===== Extracted records =====

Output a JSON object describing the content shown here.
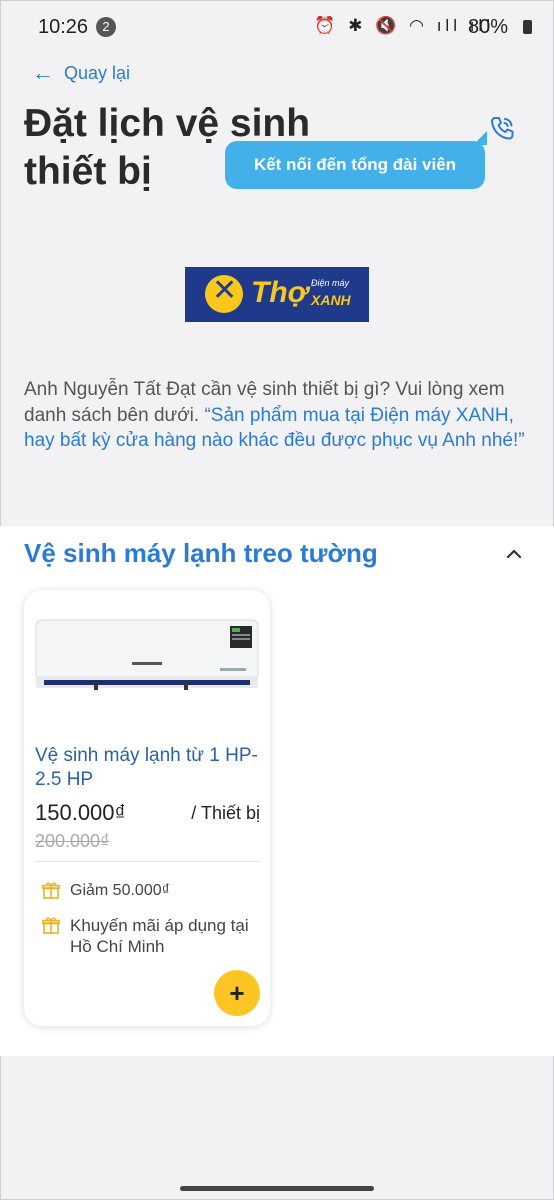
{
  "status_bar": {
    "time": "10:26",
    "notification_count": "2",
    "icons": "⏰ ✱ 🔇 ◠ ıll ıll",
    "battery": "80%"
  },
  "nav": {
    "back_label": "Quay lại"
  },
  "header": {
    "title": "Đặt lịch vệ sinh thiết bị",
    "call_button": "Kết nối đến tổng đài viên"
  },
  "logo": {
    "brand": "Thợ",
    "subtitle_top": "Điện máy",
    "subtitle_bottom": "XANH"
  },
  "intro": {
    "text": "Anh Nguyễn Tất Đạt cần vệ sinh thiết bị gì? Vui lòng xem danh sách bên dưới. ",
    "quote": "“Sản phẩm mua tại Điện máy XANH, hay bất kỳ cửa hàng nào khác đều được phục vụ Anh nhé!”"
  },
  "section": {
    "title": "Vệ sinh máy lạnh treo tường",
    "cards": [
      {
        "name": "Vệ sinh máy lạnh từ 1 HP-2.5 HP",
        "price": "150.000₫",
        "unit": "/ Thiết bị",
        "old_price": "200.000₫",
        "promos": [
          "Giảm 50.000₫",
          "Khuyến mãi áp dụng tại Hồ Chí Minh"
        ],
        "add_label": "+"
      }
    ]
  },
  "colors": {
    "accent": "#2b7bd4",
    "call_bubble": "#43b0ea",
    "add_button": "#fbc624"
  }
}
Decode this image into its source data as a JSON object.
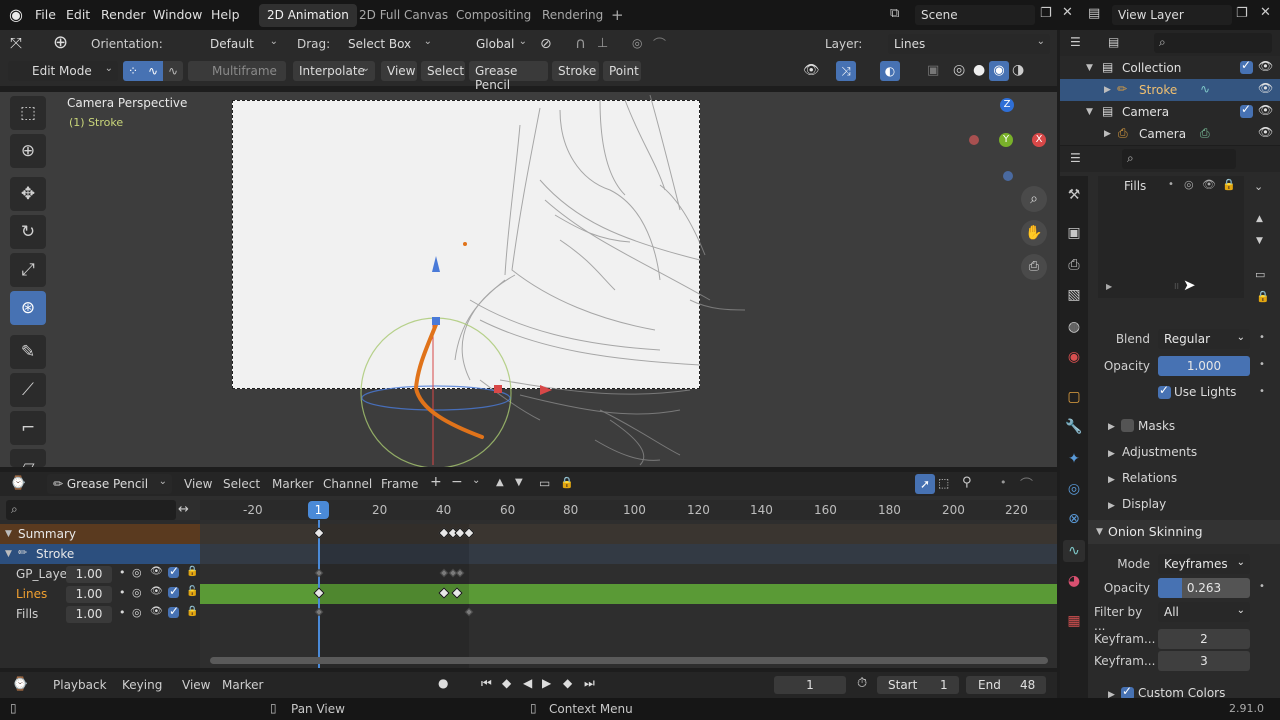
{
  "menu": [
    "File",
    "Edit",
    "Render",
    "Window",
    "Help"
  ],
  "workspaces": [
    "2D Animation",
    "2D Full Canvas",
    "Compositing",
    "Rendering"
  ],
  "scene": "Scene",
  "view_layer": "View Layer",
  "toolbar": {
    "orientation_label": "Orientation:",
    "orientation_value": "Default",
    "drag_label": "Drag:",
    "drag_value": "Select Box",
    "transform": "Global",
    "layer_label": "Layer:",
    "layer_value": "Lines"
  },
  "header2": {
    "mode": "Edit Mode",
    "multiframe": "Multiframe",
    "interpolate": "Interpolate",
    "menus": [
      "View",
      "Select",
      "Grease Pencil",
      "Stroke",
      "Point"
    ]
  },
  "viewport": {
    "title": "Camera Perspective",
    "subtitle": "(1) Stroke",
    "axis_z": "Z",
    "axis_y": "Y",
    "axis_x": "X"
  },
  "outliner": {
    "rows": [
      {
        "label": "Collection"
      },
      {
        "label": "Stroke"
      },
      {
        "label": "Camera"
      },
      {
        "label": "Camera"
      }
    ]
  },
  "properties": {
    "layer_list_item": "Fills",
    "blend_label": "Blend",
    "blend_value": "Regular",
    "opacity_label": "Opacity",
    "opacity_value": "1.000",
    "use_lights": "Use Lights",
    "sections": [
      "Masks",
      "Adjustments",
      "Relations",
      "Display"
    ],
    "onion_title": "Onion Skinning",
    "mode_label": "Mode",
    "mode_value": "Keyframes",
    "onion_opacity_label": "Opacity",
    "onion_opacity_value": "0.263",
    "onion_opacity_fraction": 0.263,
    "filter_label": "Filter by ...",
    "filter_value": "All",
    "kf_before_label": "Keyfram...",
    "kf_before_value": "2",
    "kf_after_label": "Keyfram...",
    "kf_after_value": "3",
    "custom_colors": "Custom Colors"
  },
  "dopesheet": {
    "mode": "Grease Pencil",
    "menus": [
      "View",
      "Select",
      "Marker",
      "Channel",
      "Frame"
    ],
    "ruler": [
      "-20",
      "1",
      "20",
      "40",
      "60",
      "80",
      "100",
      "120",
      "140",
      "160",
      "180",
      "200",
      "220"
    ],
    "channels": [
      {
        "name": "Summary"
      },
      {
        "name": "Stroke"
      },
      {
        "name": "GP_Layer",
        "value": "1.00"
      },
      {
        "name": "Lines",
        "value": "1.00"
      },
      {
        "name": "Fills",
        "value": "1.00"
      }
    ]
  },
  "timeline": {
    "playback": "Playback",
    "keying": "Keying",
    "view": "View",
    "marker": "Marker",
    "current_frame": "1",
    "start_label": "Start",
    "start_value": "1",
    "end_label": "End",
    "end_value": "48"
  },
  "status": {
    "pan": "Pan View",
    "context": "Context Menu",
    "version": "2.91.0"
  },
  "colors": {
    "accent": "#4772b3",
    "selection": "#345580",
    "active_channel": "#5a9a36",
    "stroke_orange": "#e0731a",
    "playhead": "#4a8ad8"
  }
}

=====
===== Extracted records =====

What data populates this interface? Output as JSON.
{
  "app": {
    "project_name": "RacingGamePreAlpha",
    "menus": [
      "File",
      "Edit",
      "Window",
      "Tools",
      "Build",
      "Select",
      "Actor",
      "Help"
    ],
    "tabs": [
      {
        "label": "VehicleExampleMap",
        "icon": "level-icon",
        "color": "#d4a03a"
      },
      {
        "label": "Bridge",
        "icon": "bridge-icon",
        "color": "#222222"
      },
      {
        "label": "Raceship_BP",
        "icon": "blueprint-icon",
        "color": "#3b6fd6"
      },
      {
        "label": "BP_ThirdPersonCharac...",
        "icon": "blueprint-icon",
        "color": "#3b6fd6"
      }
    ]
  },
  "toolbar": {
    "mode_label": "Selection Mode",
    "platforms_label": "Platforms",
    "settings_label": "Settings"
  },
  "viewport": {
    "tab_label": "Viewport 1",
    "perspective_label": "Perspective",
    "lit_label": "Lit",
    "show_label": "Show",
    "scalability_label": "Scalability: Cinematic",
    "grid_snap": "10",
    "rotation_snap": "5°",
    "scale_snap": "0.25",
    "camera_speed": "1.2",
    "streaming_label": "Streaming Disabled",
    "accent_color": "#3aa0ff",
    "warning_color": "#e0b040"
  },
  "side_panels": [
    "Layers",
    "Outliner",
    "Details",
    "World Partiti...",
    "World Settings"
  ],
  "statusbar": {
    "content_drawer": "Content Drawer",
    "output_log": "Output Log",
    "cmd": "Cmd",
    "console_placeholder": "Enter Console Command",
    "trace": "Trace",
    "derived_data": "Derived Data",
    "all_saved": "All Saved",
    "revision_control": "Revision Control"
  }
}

=====

__Set problem__.
Identify lines with the string "lạnh". Copy each one.

__Solution for this task__.
    "title": "Vệ sinh máy lạnh treo tường",
        "name": "Vệ sinh máy lạnh từ 1 HP-2.5 HP",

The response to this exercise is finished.